Wherever the string "turdagi" appears in the listing, copy that line.

::: INFORMATION SUPPLIED :::

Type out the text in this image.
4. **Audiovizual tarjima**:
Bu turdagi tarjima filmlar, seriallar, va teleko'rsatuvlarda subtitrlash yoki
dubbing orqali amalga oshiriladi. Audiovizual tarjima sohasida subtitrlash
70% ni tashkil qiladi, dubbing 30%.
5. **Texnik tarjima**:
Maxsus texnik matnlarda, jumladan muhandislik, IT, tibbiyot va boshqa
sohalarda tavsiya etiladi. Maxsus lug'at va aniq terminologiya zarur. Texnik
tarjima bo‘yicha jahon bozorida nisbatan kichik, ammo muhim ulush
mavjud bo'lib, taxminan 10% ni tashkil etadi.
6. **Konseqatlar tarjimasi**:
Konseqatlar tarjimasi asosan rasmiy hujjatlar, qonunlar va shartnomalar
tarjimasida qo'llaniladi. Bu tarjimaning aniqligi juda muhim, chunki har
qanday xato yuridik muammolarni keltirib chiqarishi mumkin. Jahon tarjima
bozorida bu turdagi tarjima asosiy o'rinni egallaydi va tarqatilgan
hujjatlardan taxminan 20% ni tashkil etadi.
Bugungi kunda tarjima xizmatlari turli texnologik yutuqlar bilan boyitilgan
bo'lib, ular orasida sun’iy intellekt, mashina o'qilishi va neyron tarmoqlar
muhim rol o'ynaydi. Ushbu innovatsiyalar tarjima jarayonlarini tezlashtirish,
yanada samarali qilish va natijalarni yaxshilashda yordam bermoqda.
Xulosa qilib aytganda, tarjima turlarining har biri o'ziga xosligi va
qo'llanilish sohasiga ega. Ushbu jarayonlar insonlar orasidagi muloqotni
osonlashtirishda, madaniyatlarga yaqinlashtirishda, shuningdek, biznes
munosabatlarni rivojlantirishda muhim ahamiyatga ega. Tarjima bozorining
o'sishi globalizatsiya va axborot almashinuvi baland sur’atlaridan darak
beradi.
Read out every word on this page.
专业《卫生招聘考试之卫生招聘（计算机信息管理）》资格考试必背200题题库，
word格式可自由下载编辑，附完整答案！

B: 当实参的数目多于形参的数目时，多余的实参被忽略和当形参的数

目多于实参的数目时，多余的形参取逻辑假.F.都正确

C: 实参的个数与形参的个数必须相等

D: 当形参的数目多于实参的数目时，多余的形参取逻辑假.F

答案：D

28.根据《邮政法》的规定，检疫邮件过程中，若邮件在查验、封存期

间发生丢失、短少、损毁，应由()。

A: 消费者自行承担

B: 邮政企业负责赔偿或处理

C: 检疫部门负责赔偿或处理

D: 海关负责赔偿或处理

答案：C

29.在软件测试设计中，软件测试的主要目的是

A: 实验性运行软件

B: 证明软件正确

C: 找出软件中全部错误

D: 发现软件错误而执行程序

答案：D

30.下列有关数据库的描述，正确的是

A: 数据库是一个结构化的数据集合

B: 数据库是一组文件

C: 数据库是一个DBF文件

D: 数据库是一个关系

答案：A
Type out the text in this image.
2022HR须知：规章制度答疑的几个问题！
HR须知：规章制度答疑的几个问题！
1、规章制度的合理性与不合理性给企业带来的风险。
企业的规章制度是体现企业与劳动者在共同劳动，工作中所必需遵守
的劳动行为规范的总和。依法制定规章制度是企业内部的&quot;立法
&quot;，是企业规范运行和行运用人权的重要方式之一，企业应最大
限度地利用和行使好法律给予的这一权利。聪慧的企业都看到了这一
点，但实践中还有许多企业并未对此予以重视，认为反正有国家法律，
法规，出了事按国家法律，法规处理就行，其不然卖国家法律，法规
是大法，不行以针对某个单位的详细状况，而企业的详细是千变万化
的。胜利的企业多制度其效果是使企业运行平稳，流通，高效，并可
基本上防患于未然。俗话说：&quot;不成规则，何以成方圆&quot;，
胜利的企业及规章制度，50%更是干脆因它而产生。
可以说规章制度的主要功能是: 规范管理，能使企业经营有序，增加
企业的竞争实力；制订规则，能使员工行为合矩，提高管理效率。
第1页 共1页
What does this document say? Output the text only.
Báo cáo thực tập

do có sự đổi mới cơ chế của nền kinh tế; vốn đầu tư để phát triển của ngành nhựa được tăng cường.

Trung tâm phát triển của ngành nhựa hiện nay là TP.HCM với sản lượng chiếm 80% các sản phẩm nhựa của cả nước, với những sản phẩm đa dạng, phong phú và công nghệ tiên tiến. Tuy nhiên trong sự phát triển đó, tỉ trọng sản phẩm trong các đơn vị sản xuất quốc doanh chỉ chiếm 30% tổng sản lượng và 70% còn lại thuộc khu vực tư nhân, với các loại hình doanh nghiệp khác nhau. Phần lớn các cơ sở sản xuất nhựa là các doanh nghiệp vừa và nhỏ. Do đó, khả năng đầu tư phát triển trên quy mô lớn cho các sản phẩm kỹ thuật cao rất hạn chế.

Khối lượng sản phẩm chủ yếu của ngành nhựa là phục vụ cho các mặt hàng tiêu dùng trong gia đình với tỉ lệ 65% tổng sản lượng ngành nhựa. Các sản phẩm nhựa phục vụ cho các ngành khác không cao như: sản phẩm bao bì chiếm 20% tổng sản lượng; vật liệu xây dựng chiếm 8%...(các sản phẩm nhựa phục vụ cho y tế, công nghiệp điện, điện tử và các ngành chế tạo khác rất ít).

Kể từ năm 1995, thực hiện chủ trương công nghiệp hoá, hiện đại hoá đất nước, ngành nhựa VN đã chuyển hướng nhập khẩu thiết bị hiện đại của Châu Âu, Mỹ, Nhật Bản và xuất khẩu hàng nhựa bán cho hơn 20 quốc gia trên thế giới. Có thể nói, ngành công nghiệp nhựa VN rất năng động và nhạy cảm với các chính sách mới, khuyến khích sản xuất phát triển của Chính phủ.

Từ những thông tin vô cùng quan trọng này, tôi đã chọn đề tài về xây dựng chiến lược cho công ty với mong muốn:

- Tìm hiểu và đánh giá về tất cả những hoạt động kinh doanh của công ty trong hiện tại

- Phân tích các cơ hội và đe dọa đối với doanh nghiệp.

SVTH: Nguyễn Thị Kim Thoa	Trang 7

:::

• **FINAL RESULT**
Bu turdagi tarjima filmlar, seriallar, va teleko'rsatuvlarda subtitrlash yoki
bozorida bu turdagi tarjima asosiy o'rinni egallaydi va tarqatilgan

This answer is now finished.